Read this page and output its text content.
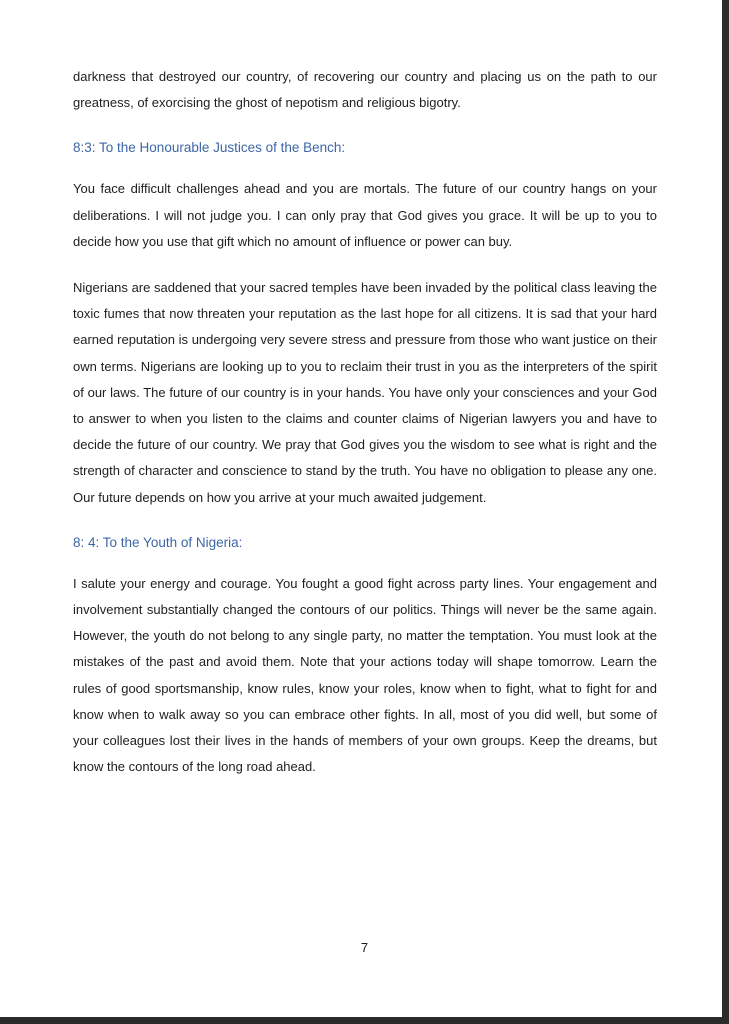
darkness that destroyed our country, of recovering our country and placing us on the path to our greatness, of exorcising the ghost of nepotism and religious bigotry.

8:3: To the Honourable Justices of the Bench:

You face difficult challenges ahead and you are mortals. The future of our country hangs on your deliberations. I will not judge you. I can only pray that God gives you grace. It will be up to you to decide how you use that gift which no amount of influence or power can buy.

Nigerians are saddened that your sacred temples have been invaded by the political class leaving the toxic fumes that now threaten your reputation as the last hope for all citizens. It is sad that your hard earned reputation is undergoing very severe stress and pressure from those who want justice on their own terms. Nigerians are looking up to you to reclaim their trust in you as the interpreters of the spirit of our laws. The future of our country is in your hands. You have only your consciences and your God to answer to when you listen to the claims and counter claims of Nigerian lawyers you and have to decide the future of our country. We pray that God gives you the wisdom to see what is right and the strength of character and conscience to stand by the truth. You have no obligation to please any one. Our future depends on how you arrive at your much awaited judgement.

8: 4: To the Youth of Nigeria:

I salute your energy and courage. You fought a good fight across party lines. Your engagement and involvement substantially changed the contours of our politics. Things will never be the same again. However, the youth do not belong to any single party, no matter the temptation. You must look at the mistakes of the past and avoid them. Note that your actions today will shape tomorrow. Learn the rules of good sportsmanship, know rules, know your roles, know when to fight, what to fight for and know when to walk away so you can embrace other fights. In all, most of you did well, but some of your colleagues lost their lives in the hands of members of your own groups. Keep the dreams, but know the contours of the long road ahead.

7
****
◆ **What you will do**:
Look through the entries above and count each line holding "decide"; report the count alone.

◆ **Answer for this exercise**:
2